___ Input records ___

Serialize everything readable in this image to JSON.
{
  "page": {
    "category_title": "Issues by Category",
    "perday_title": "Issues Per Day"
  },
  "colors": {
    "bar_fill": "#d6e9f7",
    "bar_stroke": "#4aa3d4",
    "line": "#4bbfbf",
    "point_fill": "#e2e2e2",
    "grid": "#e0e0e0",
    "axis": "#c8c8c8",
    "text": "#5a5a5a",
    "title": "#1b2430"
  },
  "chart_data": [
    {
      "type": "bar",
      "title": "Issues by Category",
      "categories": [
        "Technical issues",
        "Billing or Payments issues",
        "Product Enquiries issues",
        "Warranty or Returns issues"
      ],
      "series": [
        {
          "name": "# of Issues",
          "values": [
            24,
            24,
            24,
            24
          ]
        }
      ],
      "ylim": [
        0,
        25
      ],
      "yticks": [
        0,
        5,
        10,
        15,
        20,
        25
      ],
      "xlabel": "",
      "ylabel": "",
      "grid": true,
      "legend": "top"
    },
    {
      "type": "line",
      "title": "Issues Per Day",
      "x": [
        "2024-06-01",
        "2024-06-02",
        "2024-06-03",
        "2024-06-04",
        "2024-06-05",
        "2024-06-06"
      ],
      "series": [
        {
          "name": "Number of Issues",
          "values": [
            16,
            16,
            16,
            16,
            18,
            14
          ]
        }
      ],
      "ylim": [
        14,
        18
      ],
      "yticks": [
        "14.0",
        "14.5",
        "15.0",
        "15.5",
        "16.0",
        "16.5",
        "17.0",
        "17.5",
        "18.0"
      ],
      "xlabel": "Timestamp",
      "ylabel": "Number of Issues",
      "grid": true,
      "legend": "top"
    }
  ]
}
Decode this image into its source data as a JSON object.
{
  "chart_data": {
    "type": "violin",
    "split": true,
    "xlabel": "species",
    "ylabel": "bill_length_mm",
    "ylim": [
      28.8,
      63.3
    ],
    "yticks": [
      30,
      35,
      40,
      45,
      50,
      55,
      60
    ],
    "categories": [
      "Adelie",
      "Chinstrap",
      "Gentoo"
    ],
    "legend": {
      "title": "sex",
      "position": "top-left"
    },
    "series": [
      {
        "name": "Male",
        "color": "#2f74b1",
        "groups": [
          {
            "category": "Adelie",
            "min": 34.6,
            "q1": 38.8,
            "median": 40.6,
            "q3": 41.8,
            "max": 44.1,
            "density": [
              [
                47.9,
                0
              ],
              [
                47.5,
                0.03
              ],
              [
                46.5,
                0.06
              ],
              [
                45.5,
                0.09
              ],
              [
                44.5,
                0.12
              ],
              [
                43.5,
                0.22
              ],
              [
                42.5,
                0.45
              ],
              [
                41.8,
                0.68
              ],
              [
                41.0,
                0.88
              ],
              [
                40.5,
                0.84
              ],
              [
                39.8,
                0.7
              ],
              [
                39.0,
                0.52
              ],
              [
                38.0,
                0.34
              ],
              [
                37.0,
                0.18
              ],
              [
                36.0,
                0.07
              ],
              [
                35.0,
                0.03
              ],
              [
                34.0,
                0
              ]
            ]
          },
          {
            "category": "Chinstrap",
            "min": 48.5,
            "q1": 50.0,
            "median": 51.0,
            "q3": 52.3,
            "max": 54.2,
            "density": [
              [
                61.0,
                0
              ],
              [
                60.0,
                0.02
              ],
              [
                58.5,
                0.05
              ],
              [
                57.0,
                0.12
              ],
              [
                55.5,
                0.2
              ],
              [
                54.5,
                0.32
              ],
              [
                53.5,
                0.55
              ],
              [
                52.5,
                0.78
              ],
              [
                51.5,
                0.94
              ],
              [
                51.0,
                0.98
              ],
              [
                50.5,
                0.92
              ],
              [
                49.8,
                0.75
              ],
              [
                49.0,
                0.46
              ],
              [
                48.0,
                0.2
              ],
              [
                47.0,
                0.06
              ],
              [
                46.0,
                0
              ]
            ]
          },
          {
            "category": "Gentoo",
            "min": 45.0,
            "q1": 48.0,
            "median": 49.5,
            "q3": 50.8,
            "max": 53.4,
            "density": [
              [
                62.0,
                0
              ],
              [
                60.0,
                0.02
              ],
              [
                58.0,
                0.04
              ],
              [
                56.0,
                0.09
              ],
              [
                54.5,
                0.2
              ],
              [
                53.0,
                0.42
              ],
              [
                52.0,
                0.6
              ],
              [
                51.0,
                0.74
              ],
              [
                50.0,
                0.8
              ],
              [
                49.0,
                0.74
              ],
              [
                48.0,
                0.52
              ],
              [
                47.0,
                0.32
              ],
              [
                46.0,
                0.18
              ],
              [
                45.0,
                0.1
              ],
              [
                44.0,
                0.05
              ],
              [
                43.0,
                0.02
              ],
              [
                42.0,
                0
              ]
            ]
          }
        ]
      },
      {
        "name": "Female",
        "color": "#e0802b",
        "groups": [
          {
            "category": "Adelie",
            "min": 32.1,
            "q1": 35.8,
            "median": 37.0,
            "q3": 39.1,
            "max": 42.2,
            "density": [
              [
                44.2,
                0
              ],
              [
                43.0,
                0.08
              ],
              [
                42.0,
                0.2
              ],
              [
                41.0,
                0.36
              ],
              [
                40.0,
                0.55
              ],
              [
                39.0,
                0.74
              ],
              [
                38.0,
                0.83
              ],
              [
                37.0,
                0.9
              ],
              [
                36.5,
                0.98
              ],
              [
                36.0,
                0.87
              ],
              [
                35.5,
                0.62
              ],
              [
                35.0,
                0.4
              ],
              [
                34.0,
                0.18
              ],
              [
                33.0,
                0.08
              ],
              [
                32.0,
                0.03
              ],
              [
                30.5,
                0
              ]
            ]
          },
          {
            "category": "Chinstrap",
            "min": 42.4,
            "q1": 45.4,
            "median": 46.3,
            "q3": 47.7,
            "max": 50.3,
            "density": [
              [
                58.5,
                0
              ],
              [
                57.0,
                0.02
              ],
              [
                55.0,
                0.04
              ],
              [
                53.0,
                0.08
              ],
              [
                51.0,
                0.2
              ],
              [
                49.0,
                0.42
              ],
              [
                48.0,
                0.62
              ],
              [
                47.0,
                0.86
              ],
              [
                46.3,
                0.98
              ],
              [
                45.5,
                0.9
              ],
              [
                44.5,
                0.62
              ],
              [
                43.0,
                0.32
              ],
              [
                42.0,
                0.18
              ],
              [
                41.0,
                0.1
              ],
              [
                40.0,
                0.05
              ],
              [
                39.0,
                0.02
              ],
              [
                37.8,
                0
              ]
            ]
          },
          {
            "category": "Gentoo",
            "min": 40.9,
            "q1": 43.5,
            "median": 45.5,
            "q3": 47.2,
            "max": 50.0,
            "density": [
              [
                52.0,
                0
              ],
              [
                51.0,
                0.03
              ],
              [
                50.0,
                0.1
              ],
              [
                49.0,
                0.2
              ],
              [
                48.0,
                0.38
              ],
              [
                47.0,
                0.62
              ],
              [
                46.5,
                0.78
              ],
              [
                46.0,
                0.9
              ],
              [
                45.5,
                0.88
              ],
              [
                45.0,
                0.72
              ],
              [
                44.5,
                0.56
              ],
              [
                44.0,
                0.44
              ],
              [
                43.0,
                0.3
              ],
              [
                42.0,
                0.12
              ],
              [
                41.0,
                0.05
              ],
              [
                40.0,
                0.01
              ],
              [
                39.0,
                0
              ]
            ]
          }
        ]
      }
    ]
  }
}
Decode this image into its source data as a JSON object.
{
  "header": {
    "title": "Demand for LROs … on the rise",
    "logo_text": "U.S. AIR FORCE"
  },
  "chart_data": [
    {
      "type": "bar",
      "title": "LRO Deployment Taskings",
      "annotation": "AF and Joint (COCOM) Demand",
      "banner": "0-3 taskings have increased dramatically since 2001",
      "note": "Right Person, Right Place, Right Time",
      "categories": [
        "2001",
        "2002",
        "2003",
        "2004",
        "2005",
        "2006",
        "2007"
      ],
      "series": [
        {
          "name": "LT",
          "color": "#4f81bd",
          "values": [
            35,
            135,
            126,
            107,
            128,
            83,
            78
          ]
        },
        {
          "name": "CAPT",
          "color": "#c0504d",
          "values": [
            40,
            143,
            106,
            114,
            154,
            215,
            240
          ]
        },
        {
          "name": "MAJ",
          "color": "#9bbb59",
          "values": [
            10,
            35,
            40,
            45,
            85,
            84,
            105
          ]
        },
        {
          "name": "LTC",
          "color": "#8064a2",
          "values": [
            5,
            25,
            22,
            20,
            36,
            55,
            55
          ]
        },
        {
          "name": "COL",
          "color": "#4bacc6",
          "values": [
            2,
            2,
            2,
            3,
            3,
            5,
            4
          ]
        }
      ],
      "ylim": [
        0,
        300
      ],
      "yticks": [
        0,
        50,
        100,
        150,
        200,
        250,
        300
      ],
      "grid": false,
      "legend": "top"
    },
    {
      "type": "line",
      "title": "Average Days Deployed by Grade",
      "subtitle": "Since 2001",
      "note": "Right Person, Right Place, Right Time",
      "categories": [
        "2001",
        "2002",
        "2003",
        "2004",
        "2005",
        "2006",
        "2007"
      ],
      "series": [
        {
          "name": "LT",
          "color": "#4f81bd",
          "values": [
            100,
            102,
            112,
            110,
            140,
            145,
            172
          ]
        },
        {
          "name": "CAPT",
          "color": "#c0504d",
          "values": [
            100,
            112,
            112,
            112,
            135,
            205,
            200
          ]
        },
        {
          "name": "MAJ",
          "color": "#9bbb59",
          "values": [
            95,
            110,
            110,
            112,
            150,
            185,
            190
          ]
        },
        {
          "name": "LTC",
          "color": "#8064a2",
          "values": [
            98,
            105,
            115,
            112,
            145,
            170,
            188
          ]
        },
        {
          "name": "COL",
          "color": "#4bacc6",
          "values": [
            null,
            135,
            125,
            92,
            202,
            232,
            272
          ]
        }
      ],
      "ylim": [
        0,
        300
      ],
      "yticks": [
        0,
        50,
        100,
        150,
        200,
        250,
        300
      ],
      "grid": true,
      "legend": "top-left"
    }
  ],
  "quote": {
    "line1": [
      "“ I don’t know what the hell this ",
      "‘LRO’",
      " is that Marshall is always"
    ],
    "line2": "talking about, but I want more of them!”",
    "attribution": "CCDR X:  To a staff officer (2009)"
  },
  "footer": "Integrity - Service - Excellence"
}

___

Set exercise
Look over the material above and show each line where "median" appears.

Written solution
            "median": 40.6,
            "median": 51.0,
            "median": 49.5,
            "median": 37.0,
            "median": 46.3,
            "median": 45.5,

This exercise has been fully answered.